◆ **Fragmento textual**:
※ ※ ※
Porque, insisto, cuando lo que se vive en la
intimidad de la conciencia no coincide con la imagen
pública que se tiene de uno, y cuando esa imagen se
ve distorsionada o deformada por quienes
“oficialmente” saben más de las cosas de Dios,
entonces tocamos en las fibras más hondas de la
vida. Y eso es muy serio.
Además, eso es algo que merece el más profundo
respeto. Un respeto que con frecuencia no se tiene,
hasta el punto de quien sufre semejante falta de
respeto se ve como se vio el admirado y eminente
teólogo Y. Congar, abocado a la autodestrucción y
hasta es posible que a la muerte, como le ocurrió
también al redentorista Häring.
Así las cosas, es evidente que lo mejor que pueden y
deben hacer las religiones y las gentes religiosas
es adoptar una actitud de profundo respeto ante
estas situaciones y ante las personas que las tienen
que soportar. Es lo que yo, al menos, siento en el
caso del profesor Jon Sobrino. Un hombre que, además
de respeto, tiene bien merecida nuestra más sincera
admiración. Porque ha sido sensible, como pocos, al
dolor de los que peor lo pasan en la vida. En eso ha
centrado sus estudios, su trabajo, lo que ha dicho y
lo que ha escrito.
※ ※ ※
◆ **Datos extraídos**:

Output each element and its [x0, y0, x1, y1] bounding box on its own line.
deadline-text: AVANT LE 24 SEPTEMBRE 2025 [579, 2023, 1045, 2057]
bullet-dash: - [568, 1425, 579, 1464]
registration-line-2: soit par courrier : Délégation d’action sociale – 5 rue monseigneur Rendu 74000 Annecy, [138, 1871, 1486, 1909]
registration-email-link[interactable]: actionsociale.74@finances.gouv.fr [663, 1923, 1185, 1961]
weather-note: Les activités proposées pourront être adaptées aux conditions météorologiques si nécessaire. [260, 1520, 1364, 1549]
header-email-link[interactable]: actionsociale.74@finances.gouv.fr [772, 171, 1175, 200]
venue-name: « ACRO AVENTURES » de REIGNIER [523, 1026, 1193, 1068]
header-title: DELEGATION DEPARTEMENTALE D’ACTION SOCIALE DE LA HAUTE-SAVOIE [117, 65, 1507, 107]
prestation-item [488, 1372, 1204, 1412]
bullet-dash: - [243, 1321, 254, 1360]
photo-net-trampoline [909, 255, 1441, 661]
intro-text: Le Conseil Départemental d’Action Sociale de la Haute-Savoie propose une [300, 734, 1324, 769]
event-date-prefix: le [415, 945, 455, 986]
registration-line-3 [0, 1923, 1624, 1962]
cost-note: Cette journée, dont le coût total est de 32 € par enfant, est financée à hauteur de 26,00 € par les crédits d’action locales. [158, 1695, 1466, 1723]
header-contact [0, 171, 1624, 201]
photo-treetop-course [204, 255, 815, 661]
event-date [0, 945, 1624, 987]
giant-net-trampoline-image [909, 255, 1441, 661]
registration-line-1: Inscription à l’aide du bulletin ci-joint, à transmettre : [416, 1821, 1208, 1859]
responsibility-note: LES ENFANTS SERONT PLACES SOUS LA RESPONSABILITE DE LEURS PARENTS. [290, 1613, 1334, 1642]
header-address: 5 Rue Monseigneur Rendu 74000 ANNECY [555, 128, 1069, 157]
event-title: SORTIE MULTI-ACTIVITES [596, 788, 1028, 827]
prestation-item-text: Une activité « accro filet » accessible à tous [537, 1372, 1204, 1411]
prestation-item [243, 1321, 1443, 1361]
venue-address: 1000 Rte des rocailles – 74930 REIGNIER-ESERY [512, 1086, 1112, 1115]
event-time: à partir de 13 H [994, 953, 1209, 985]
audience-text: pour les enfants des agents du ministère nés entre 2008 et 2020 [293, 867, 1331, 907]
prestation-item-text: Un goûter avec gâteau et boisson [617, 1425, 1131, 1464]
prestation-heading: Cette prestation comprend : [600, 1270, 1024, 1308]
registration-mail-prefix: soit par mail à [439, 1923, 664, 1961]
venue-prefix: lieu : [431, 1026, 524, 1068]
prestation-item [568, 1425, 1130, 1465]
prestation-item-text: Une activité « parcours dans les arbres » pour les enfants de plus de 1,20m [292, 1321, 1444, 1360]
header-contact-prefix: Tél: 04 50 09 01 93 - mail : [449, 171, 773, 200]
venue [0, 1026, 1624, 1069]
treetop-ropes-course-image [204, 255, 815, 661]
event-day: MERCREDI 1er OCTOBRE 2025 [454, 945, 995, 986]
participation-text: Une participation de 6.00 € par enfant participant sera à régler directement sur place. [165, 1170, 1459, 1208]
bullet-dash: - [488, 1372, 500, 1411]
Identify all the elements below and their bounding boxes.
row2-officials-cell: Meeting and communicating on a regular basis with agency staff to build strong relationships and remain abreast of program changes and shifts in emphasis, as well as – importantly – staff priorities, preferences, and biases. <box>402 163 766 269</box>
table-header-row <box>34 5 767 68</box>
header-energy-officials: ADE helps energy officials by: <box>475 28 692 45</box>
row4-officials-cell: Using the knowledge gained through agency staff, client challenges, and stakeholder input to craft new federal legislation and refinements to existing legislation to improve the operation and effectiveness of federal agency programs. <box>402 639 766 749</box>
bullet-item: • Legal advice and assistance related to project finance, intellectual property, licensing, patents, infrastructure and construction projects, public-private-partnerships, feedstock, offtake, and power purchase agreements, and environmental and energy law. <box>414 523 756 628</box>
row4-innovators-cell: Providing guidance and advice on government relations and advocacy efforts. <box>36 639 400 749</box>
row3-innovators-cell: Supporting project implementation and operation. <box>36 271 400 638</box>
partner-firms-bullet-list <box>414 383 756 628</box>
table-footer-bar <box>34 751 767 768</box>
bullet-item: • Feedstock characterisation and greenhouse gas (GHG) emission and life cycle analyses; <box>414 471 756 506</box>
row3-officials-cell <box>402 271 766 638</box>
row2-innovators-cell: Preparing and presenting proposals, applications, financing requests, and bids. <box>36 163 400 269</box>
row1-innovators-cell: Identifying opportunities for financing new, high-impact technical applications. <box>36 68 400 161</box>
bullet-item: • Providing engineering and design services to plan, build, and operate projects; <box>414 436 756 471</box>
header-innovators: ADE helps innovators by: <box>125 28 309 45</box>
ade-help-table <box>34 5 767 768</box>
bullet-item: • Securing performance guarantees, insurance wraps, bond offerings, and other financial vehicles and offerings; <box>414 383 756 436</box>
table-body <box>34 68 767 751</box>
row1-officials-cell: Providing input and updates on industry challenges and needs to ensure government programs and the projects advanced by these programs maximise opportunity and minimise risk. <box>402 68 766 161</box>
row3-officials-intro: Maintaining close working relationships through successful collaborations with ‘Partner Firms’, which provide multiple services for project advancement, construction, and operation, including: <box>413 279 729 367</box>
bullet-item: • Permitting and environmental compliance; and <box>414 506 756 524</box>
※ ※ ※
◆ **Tarea a realizar**: Según el fragmento, ¿en qué ha centrado Jon Sobrino sus estudios y su trabajo? Los registros constituyen un material aparte, sin relación con el fragmento.

◆ **Respuesta escrita**: En el dolor de los que peor lo pasan en la vida.